* _Your instructions_
Tell how many lines include the string "label". Answer with a single number.

* _Input_
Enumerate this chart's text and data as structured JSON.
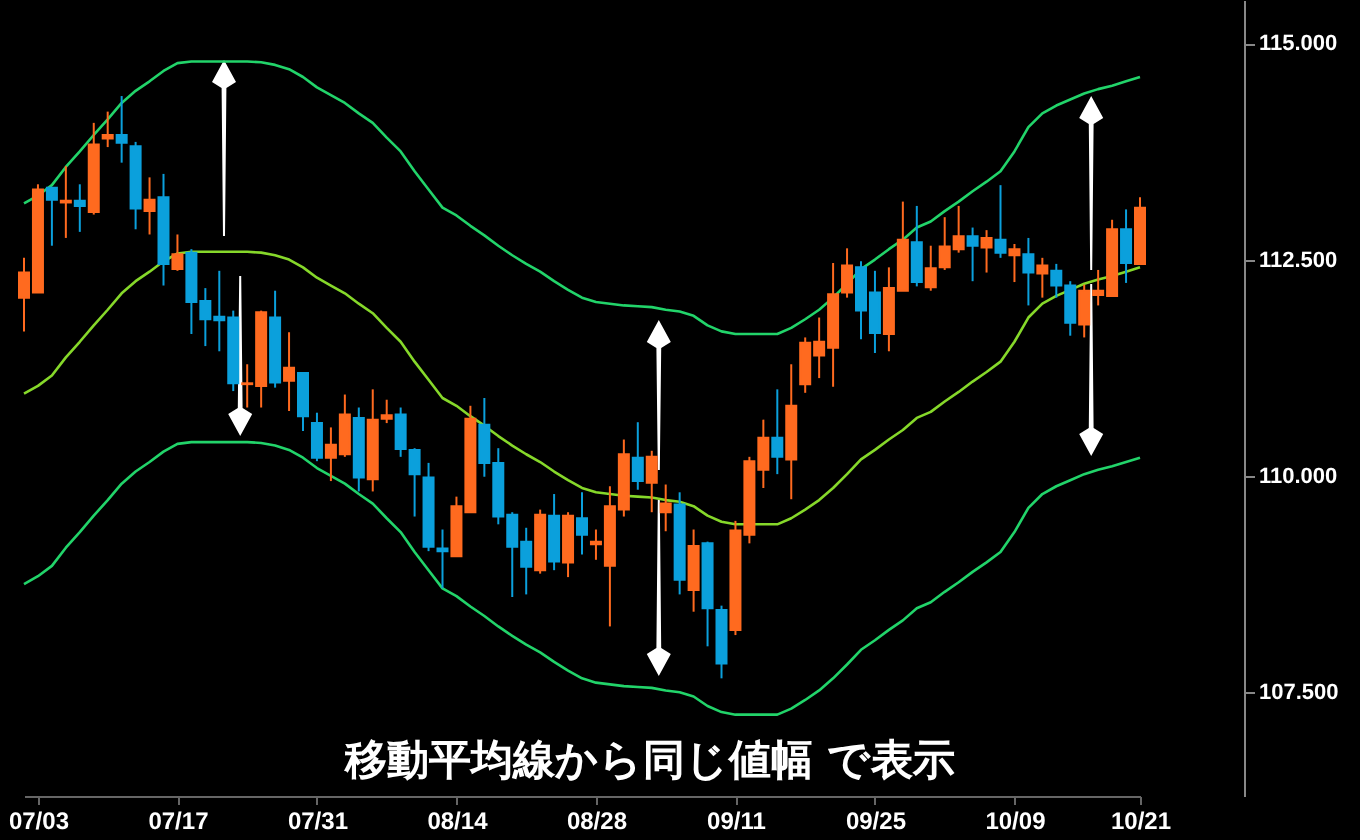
{
  "chart_data": {
    "type": "candlestick",
    "annotations": [
      "移動平均線から同じ値幅 で表示"
    ],
    "categories": [
      null,
      "07/03",
      null,
      null,
      null,
      null,
      null,
      null,
      null,
      null,
      null,
      "07/17",
      null,
      null,
      null,
      null,
      null,
      null,
      null,
      null,
      null,
      "07/31",
      null,
      null,
      null,
      null,
      null,
      null,
      null,
      null,
      null,
      "08/14",
      null,
      null,
      null,
      null,
      null,
      null,
      null,
      null,
      null,
      "08/28",
      null,
      null,
      null,
      null,
      null,
      null,
      null,
      null,
      null,
      "09/11",
      null,
      null,
      null,
      null,
      null,
      null,
      null,
      null,
      null,
      "09/25",
      null,
      null,
      null,
      null,
      null,
      null,
      null,
      null,
      null,
      "10/09",
      null,
      null,
      null,
      null,
      null,
      null,
      null,
      null,
      "10/21"
    ],
    "ohlc": [
      [
        112.06,
        112.52,
        111.67,
        112.35
      ],
      [
        112.12,
        113.37,
        112.12,
        113.31
      ],
      [
        113.33,
        113.33,
        112.66,
        113.19
      ],
      [
        113.16,
        113.58,
        112.75,
        113.18
      ],
      [
        113.18,
        113.37,
        112.82,
        113.12
      ],
      [
        113.05,
        114.08,
        113.02,
        113.83
      ],
      [
        113.9,
        114.21,
        113.8,
        113.94
      ],
      [
        113.94,
        114.39,
        113.62,
        113.85
      ],
      [
        113.81,
        113.86,
        112.85,
        113.09
      ],
      [
        113.06,
        113.45,
        112.79,
        113.19
      ],
      [
        113.22,
        113.49,
        112.2,
        112.45
      ],
      [
        112.39,
        112.79,
        112.37,
        112.56
      ],
      [
        112.58,
        112.62,
        111.64,
        112.01
      ],
      [
        112.02,
        112.17,
        111.5,
        111.81
      ],
      [
        111.84,
        112.37,
        111.44,
        111.8
      ],
      [
        111.83,
        111.91,
        110.98,
        111.07
      ],
      [
        111.06,
        111.29,
        110.79,
        111.07
      ],
      [
        111.04,
        111.91,
        110.79,
        111.89
      ],
      [
        111.83,
        112.14,
        111.02,
        111.08
      ],
      [
        111.1,
        111.66,
        110.75,
        111.25
      ],
      [
        111.19,
        111.19,
        110.52,
        110.69
      ],
      [
        110.61,
        110.73,
        110.17,
        110.21
      ],
      [
        110.21,
        110.56,
        109.94,
        110.36
      ],
      [
        110.25,
        110.94,
        110.22,
        110.71
      ],
      [
        110.67,
        110.79,
        109.82,
        109.98
      ],
      [
        109.96,
        111.0,
        109.82,
        110.65
      ],
      [
        110.66,
        110.88,
        110.61,
        110.7
      ],
      [
        110.71,
        110.79,
        110.22,
        110.31
      ],
      [
        110.3,
        110.32,
        109.53,
        110.02
      ],
      [
        109.98,
        110.15,
        109.13,
        109.18
      ],
      [
        109.16,
        109.38,
        108.7,
        109.13
      ],
      [
        109.07,
        109.76,
        109.07,
        109.65
      ],
      [
        109.58,
        110.81,
        109.58,
        110.66
      ],
      [
        110.59,
        110.9,
        109.99,
        110.15
      ],
      [
        110.15,
        110.32,
        109.44,
        109.53
      ],
      [
        109.55,
        109.58,
        108.6,
        109.18
      ],
      [
        109.24,
        109.4,
        108.63,
        108.95
      ],
      [
        108.91,
        109.61,
        108.87,
        109.55
      ],
      [
        109.54,
        109.79,
        108.91,
        109.01
      ],
      [
        109.0,
        109.58,
        108.83,
        109.54
      ],
      [
        109.51,
        109.81,
        109.09,
        109.32
      ],
      [
        109.21,
        109.38,
        109.03,
        109.24
      ],
      [
        108.96,
        109.88,
        108.26,
        109.65
      ],
      [
        109.61,
        110.42,
        109.53,
        110.25
      ],
      [
        110.21,
        110.62,
        109.84,
        109.94
      ],
      [
        109.92,
        110.29,
        109.58,
        110.22
      ],
      [
        109.58,
        109.9,
        109.36,
        109.68
      ],
      [
        109.67,
        109.81,
        108.63,
        108.8
      ],
      [
        108.68,
        109.38,
        108.43,
        109.19
      ],
      [
        109.22,
        109.24,
        108.03,
        108.47
      ],
      [
        108.45,
        108.5,
        107.66,
        107.83
      ],
      [
        108.22,
        109.48,
        108.16,
        109.37
      ],
      [
        109.32,
        110.22,
        109.22,
        110.17
      ],
      [
        110.07,
        110.65,
        109.86,
        110.44
      ],
      [
        110.44,
        111.0,
        110.02,
        110.22
      ],
      [
        110.19,
        111.29,
        109.73,
        110.81
      ],
      [
        111.06,
        111.6,
        110.96,
        111.54
      ],
      [
        111.39,
        111.83,
        111.13,
        111.55
      ],
      [
        111.48,
        112.46,
        111.03,
        112.1
      ],
      [
        112.12,
        112.63,
        112.06,
        112.43
      ],
      [
        112.41,
        112.48,
        111.58,
        111.91
      ],
      [
        112.12,
        112.37,
        111.42,
        111.65
      ],
      [
        111.64,
        112.41,
        111.44,
        112.17
      ],
      [
        112.14,
        113.17,
        112.14,
        112.73
      ],
      [
        112.7,
        113.12,
        112.19,
        112.24
      ],
      [
        112.18,
        112.66,
        112.14,
        112.4
      ],
      [
        112.41,
        112.99,
        112.38,
        112.65
      ],
      [
        112.62,
        113.12,
        112.58,
        112.77
      ],
      [
        112.77,
        112.87,
        112.25,
        112.66
      ],
      [
        112.64,
        112.84,
        112.35,
        112.75
      ],
      [
        112.73,
        113.36,
        112.52,
        112.58
      ],
      [
        112.55,
        112.68,
        112.24,
        112.62
      ],
      [
        112.56,
        112.75,
        111.97,
        112.35
      ],
      [
        112.34,
        112.52,
        112.06,
        112.43
      ],
      [
        112.37,
        112.45,
        112.06,
        112.2
      ],
      [
        112.2,
        112.25,
        111.62,
        111.77
      ],
      [
        111.75,
        112.21,
        111.6,
        112.14
      ],
      [
        112.09,
        112.38,
        111.97,
        112.14
      ],
      [
        112.08,
        112.96,
        112.08,
        112.85
      ],
      [
        112.85,
        113.08,
        112.23,
        112.46
      ],
      [
        112.45,
        113.22,
        112.45,
        113.1
      ]
    ],
    "colors": [
      "#ff6a1f",
      "#ff6a1f",
      "#0ba0dc",
      "#ff6a1f",
      "#0ba0dc",
      "#ff6a1f",
      "#ff6a1f",
      "#0ba0dc",
      "#0ba0dc",
      "#ff6a1f",
      "#0ba0dc",
      "#ff6a1f",
      "#0ba0dc",
      "#0ba0dc",
      "#0ba0dc",
      "#0ba0dc",
      "#ff6a1f",
      "#ff6a1f",
      "#0ba0dc",
      "#ff6a1f",
      "#0ba0dc",
      "#0ba0dc",
      "#ff6a1f",
      "#ff6a1f",
      "#0ba0dc",
      "#ff6a1f",
      "#ff6a1f",
      "#0ba0dc",
      "#0ba0dc",
      "#0ba0dc",
      "#0ba0dc",
      "#ff6a1f",
      "#ff6a1f",
      "#0ba0dc",
      "#0ba0dc",
      "#0ba0dc",
      "#0ba0dc",
      "#ff6a1f",
      "#0ba0dc",
      "#ff6a1f",
      "#0ba0dc",
      "#ff6a1f",
      "#ff6a1f",
      "#ff6a1f",
      "#0ba0dc",
      "#ff6a1f",
      "#ff6a1f",
      "#0ba0dc",
      "#ff6a1f",
      "#0ba0dc",
      "#0ba0dc",
      "#ff6a1f",
      "#ff6a1f",
      "#ff6a1f",
      "#0ba0dc",
      "#ff6a1f",
      "#ff6a1f",
      "#ff6a1f",
      "#ff6a1f",
      "#ff6a1f",
      "#0ba0dc",
      "#0ba0dc",
      "#ff6a1f",
      "#ff6a1f",
      "#0ba0dc",
      "#ff6a1f",
      "#ff6a1f",
      "#ff6a1f",
      "#0ba0dc",
      "#ff6a1f",
      "#0ba0dc",
      "#ff6a1f",
      "#0ba0dc",
      "#ff6a1f",
      "#0ba0dc",
      "#0ba0dc",
      "#ff6a1f",
      "#ff6a1f",
      "#ff6a1f",
      "#0ba0dc",
      "#ff6a1f"
    ],
    "series": [
      {
        "type": "line",
        "color": "#22d46a",
        "values": [
          113.15,
          113.24,
          113.36,
          113.57,
          113.75,
          113.94,
          114.12,
          114.31,
          114.45,
          114.56,
          114.68,
          114.77,
          114.79,
          114.79,
          114.79,
          114.79,
          114.79,
          114.78,
          114.75,
          114.7,
          114.61,
          114.49,
          114.4,
          114.31,
          114.19,
          114.08,
          113.91,
          113.75,
          113.52,
          113.31,
          113.1,
          113.01,
          112.89,
          112.78,
          112.66,
          112.55,
          112.45,
          112.36,
          112.25,
          112.15,
          112.06,
          112.01,
          111.99,
          111.97,
          111.96,
          111.95,
          111.92,
          111.9,
          111.85,
          111.74,
          111.67,
          111.64,
          111.64,
          111.64,
          111.64,
          111.71,
          111.81,
          111.92,
          112.06,
          112.22,
          112.39,
          112.5,
          112.62,
          112.73,
          112.87,
          112.94,
          113.06,
          113.17,
          113.29,
          113.4,
          113.52,
          113.75,
          114.03,
          114.19,
          114.28,
          114.35,
          114.42,
          114.47,
          114.51,
          114.56,
          114.61
        ]
      },
      {
        "type": "line",
        "color": "#86d82a",
        "values": [
          110.95,
          111.04,
          111.16,
          111.37,
          111.55,
          111.74,
          111.92,
          112.11,
          112.25,
          112.36,
          112.48,
          112.57,
          112.59,
          112.59,
          112.59,
          112.59,
          112.59,
          112.58,
          112.55,
          112.5,
          112.41,
          112.29,
          112.2,
          112.11,
          111.99,
          111.88,
          111.71,
          111.55,
          111.32,
          111.11,
          110.9,
          110.81,
          110.69,
          110.58,
          110.46,
          110.35,
          110.25,
          110.16,
          110.05,
          109.95,
          109.86,
          109.81,
          109.79,
          109.77,
          109.76,
          109.75,
          109.72,
          109.7,
          109.65,
          109.54,
          109.47,
          109.44,
          109.44,
          109.44,
          109.44,
          109.51,
          109.61,
          109.72,
          109.86,
          110.02,
          110.19,
          110.3,
          110.42,
          110.53,
          110.67,
          110.74,
          110.86,
          110.97,
          111.09,
          111.2,
          111.32,
          111.55,
          111.83,
          111.99,
          112.08,
          112.15,
          112.22,
          112.27,
          112.31,
          112.36,
          112.41
        ]
      },
      {
        "type": "line",
        "color": "#22d46a",
        "values": [
          108.75,
          108.84,
          108.96,
          109.17,
          109.35,
          109.54,
          109.72,
          109.91,
          110.05,
          110.16,
          110.28,
          110.37,
          110.39,
          110.39,
          110.39,
          110.39,
          110.39,
          110.38,
          110.35,
          110.3,
          110.21,
          110.09,
          110.0,
          109.91,
          109.79,
          109.68,
          109.51,
          109.35,
          109.12,
          108.91,
          108.7,
          108.61,
          108.49,
          108.38,
          108.26,
          108.15,
          108.05,
          107.96,
          107.85,
          107.75,
          107.66,
          107.61,
          107.59,
          107.57,
          107.56,
          107.55,
          107.52,
          107.5,
          107.45,
          107.34,
          107.27,
          107.24,
          107.24,
          107.24,
          107.24,
          107.31,
          107.41,
          107.52,
          107.66,
          107.82,
          107.99,
          108.1,
          108.22,
          108.33,
          108.47,
          108.54,
          108.66,
          108.77,
          108.89,
          109.0,
          109.12,
          109.35,
          109.63,
          109.79,
          109.88,
          109.95,
          110.02,
          110.07,
          110.11,
          110.16,
          110.21
        ]
      }
    ],
    "ylim": [
      106.3,
      115.5
    ],
    "yticks": [
      {
        "value": 107.5,
        "label": "107.500"
      },
      {
        "value": 110,
        "label": "110.000"
      },
      {
        "value": 112.5,
        "label": "112.500"
      },
      {
        "value": 115,
        "label": "115.000"
      }
    ]
  }
}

* _Exercise response_
4